* Task brief *
Every line holding the string "values" should be gathered.

[Records from a collection]
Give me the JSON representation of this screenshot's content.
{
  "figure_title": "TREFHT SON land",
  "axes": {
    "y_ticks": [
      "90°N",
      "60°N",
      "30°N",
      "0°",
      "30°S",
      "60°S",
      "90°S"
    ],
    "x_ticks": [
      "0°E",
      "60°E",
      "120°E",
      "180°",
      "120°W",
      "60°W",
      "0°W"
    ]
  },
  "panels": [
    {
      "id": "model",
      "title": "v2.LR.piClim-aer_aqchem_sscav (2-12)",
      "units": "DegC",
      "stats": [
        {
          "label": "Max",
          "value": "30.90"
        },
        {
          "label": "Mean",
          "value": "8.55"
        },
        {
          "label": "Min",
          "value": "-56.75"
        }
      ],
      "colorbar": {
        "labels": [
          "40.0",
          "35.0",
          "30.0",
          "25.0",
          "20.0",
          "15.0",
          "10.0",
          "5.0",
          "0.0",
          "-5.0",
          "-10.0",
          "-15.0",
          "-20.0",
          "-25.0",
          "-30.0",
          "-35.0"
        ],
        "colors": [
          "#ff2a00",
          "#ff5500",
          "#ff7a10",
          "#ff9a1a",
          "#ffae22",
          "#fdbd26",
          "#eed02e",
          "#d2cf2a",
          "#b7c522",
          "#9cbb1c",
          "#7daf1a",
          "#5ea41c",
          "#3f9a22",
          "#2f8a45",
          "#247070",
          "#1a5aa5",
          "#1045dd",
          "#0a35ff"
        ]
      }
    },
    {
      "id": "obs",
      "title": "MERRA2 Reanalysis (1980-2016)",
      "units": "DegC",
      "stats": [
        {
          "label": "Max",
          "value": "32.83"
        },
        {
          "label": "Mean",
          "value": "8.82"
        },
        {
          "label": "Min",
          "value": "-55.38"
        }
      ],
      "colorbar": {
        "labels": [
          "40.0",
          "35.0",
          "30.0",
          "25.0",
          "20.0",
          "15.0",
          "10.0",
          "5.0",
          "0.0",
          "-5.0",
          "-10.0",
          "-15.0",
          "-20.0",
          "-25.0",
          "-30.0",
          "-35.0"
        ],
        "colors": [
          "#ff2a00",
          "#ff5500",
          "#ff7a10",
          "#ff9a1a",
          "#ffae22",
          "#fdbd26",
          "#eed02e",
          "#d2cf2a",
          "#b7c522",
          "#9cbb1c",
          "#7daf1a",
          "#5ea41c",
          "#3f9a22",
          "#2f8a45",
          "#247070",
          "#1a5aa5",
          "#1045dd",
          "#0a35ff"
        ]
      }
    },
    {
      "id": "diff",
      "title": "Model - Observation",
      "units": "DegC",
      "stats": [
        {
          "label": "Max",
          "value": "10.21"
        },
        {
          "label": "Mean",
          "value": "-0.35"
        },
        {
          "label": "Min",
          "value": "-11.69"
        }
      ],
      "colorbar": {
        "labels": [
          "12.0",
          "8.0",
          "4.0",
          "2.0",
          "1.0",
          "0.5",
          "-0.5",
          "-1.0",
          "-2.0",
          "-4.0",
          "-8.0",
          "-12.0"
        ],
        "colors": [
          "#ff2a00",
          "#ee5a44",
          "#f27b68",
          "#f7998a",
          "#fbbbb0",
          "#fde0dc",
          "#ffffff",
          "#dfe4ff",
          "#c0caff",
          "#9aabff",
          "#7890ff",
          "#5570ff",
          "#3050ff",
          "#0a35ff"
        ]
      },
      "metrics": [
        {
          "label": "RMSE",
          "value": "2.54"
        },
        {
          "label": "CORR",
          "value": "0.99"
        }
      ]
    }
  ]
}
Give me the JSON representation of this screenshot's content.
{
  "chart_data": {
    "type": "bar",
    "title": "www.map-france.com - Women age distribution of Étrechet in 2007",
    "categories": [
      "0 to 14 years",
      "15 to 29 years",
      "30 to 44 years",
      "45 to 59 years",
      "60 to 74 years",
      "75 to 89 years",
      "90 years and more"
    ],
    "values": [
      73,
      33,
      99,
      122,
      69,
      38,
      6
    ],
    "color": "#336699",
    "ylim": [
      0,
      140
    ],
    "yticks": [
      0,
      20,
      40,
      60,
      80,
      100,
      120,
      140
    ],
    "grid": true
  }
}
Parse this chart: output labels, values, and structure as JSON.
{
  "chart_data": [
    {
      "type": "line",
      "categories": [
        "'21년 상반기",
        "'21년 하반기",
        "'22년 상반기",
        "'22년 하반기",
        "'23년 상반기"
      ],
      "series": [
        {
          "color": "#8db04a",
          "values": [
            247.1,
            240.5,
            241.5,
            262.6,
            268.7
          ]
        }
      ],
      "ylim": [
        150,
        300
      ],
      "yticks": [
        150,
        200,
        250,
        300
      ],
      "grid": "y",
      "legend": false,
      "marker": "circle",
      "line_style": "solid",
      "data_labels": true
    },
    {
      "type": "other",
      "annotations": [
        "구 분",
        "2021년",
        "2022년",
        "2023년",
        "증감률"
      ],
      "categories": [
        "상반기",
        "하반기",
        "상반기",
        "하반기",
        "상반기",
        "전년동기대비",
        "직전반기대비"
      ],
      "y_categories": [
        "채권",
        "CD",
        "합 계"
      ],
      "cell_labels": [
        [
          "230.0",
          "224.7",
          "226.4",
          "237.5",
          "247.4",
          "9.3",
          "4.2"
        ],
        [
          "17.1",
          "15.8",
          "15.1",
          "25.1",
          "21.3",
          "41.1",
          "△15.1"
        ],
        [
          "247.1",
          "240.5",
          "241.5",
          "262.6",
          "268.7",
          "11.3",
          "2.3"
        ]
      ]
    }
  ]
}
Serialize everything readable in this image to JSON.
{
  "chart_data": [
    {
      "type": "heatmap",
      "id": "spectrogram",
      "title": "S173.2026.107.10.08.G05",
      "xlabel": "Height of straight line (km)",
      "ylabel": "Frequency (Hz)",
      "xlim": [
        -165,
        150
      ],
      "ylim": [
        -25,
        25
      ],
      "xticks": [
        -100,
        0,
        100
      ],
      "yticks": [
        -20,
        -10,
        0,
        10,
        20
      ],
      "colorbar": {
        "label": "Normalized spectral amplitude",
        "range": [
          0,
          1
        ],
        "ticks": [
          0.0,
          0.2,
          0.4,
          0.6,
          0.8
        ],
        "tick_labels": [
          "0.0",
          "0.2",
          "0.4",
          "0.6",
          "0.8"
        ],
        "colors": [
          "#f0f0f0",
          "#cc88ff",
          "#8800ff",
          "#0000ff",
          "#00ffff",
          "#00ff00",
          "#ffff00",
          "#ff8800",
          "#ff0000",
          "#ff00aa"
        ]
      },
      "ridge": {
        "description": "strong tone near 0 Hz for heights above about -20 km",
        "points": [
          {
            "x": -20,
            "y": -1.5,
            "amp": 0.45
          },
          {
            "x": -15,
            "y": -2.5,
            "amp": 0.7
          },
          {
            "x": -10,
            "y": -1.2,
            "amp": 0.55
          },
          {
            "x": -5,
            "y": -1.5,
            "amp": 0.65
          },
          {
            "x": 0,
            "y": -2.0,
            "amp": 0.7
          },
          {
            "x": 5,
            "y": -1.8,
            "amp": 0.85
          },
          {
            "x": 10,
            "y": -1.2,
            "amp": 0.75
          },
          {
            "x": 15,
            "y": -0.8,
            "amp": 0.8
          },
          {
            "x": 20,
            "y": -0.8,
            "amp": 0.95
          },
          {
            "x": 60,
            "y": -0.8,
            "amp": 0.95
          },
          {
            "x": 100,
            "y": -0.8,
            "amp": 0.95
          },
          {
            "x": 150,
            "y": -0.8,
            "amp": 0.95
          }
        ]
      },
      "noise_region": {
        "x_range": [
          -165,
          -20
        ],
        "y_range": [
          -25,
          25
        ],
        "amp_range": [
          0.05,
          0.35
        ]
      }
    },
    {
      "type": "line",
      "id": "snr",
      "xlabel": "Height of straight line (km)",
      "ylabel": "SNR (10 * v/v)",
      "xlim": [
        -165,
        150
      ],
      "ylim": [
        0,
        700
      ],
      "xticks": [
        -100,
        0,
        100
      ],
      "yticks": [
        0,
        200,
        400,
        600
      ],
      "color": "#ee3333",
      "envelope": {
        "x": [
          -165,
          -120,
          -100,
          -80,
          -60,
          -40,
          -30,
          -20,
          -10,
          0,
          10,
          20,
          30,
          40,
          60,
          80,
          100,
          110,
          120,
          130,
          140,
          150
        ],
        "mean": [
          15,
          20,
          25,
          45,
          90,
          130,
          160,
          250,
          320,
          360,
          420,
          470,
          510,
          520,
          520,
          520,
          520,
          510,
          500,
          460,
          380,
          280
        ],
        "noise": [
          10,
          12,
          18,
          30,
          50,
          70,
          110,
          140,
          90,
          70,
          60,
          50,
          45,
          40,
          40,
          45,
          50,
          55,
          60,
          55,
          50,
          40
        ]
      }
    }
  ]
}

* Response *
    "values": [
Parse this chart: output labels, values, and structure as JSON.
          "values": [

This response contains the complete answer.